§ Exercise aim:
Which lines hold the word "Размер"? Copy each of them from the material.

== Data for the task

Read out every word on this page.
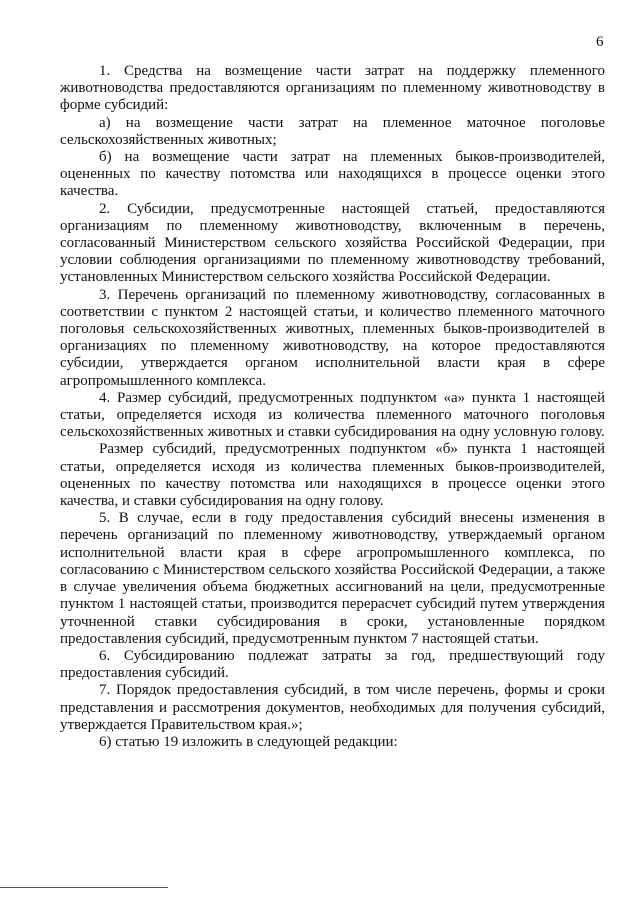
6

1. Средства на возмещение части затрат на поддержку племенного животноводства предоставляются организациям по племенному животноводству в форме субсидий:

а) на возмещение части затрат на племенное маточное поголовье сельскохозяйственных животных;

б) на возмещение части затрат на племенных быков-производителей, оцененных по качеству потомства или находящихся в процессе оценки этого качества.

2. Субсидии, предусмотренные настоящей статьей, предоставляются организациям по племенному животноводству, включенным в перечень, согласованный Министерством сельского хозяйства Российской Федерации, при условии соблюдения организациями по племенному животноводству требований, установленных Министерством сельского хозяйства Российской Федерации.

3. Перечень организаций по племенному животноводству, согласованных в соответствии с пунктом 2 настоящей статьи, и количество племенного маточного поголовья сельскохозяйственных животных, племенных быков-производителей в организациях по племенному животноводству, на которое предоставляются субсидии, утверждается органом исполнительной власти края в сфере агропромышленного комплекса.

4. Размер субсидий, предусмотренных подпунктом «а» пункта 1 настоящей статьи, определяется исходя из количества племенного маточного поголовья сельскохозяйственных животных и ставки субсидирования на одну условную голову.

Размер субсидий, предусмотренных подпунктом «б» пункта 1 настоящей статьи, определяется исходя из количества племенных быков-производителей, оцененных по качеству потомства или находящихся в процессе оценки этого качества, и ставки субсидирования на одну голову.

5. В случае, если в году предоставления субсидий внесены изменения в перечень организаций по племенному животноводству, утверждаемый органом исполнительной власти края в сфере агропромышленного комплекса, по согласованию с Министерством сельского хозяйства Российской Федерации, а также в случае увеличения объема бюджетных ассигнований на цели, предусмотренные пунктом 1 настоящей статьи, производится перерасчет субсидий путем утверждения уточненной ставки субсидирования в сроки, установленные порядком предоставления субсидий, предусмотренным пунктом 7 настоящей статьи.

6. Субсидированию подлежат затраты за год, предшествующий году предоставления субсидий.

7. Порядок предоставления субсидий, в том числе перечень, формы и сроки представления и рассмотрения документов, необходимых для получения субсидий, утверждается Правительством края.»;

6) статью 19 изложить в следующей редакции:
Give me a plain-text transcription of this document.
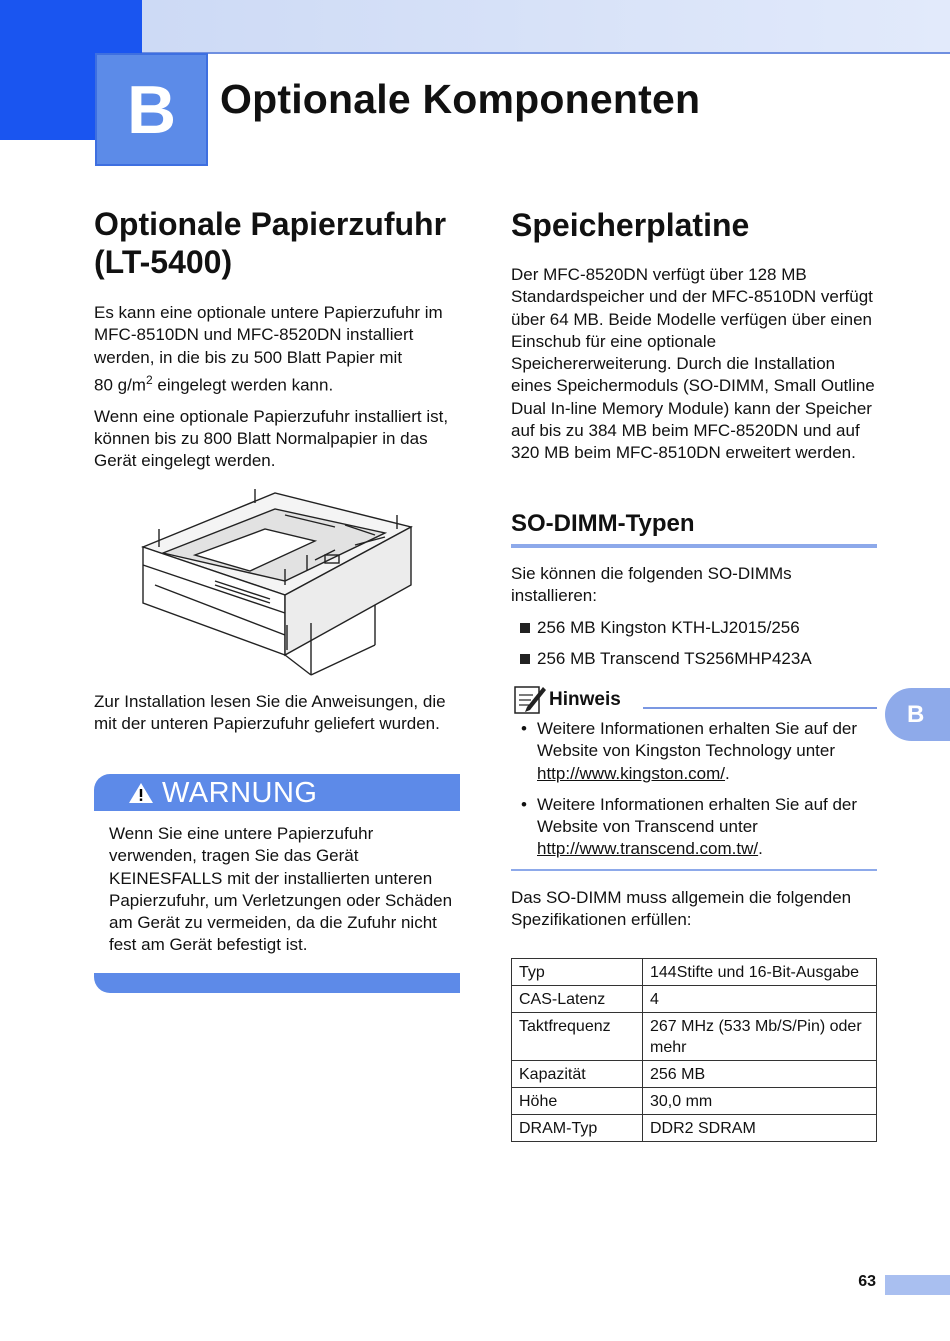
B	Optionale Komponenten
Optionale Papierzufuhr (LT-5400)

Es kann eine optionale untere Papierzufuhr im MFC-8510DN und MFC-8520DN installiert werden, in die bis zu 500 Blatt Papier mit
80 $g/m^2$ eingelegt werden kann.

Wenn eine optionale Papierzufuhr installiert ist, können bis zu 800 Blatt Normalpapier in das Gerät eingelegt werden.

Zur Installation lesen Sie die Anweisungen, die mit der unteren Papierzufuhr geliefert wurden.

WARNUNG
Wenn Sie eine untere Papierzufuhr verwenden, tragen Sie das Gerät KEINESFALLS mit der installierten unteren Papierzufuhr, um Verletzungen oder Schäden am Gerät zu vermeiden, da die Zufuhr nicht fest am Gerät befestigt ist.
Speicherplatine

Der MFC-8520DN verfügt über 128 MB Standardspeicher und der MFC-8510DN verfügt über 64 MB. Beide Modelle verfügen über einen Einschub für eine optionale Speichererweiterung. Durch die Installation eines Speichermoduls (SO-DIMM, Small Outline Dual In-line Memory Module) kann der Speicher auf bis zu 384 MB beim MFC-8520DN und auf 320 MB beim MFC-8510DN erweitert werden.

SO-DIMM-Typen

Sie können die folgenden SO-DIMMs installieren:

256 MB Kingston KTH-LJ2015/256
256 MB Transcend TS256MHP423A
Hinweis
• Weitere Informationen erhalten Sie auf der Website von Kingston Technology unter http://www.kingston.com/.
• Weitere Informationen erhalten Sie auf der Website von Transcend unter http://www.transcend.com.tw/.

Das SO-DIMM muss allgemein die folgenden Spezifikationen erfüllen:

Typ	144Stifte und 16-Bit-Ausgabe
CAS-Latenz	4
Taktfrequenz	267 MHz (533 Mb/S/Pin) oder mehr
Kapazität	256 MB
Höhe	30,0 mm
DRAM-Typ	DDR2 SDRAM
B
63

====

§ Full answer:
4. Размер субсидий, предусмотренных подпунктом «а» пункта 1 настоящей статьи, определяется исходя из количества племенного маточного поголовья сельскохозяйственных животных и ставки субсидирования на одну условную голову.
Размер субсидий, предусмотренных подпунктом «б» пункта 1 настоящей статьи, определяется исходя из количества племенных быков-производителей, оцененных по качеству потомства или находящихся в процессе оценки этого качества, и ставки субсидирования на одну голову.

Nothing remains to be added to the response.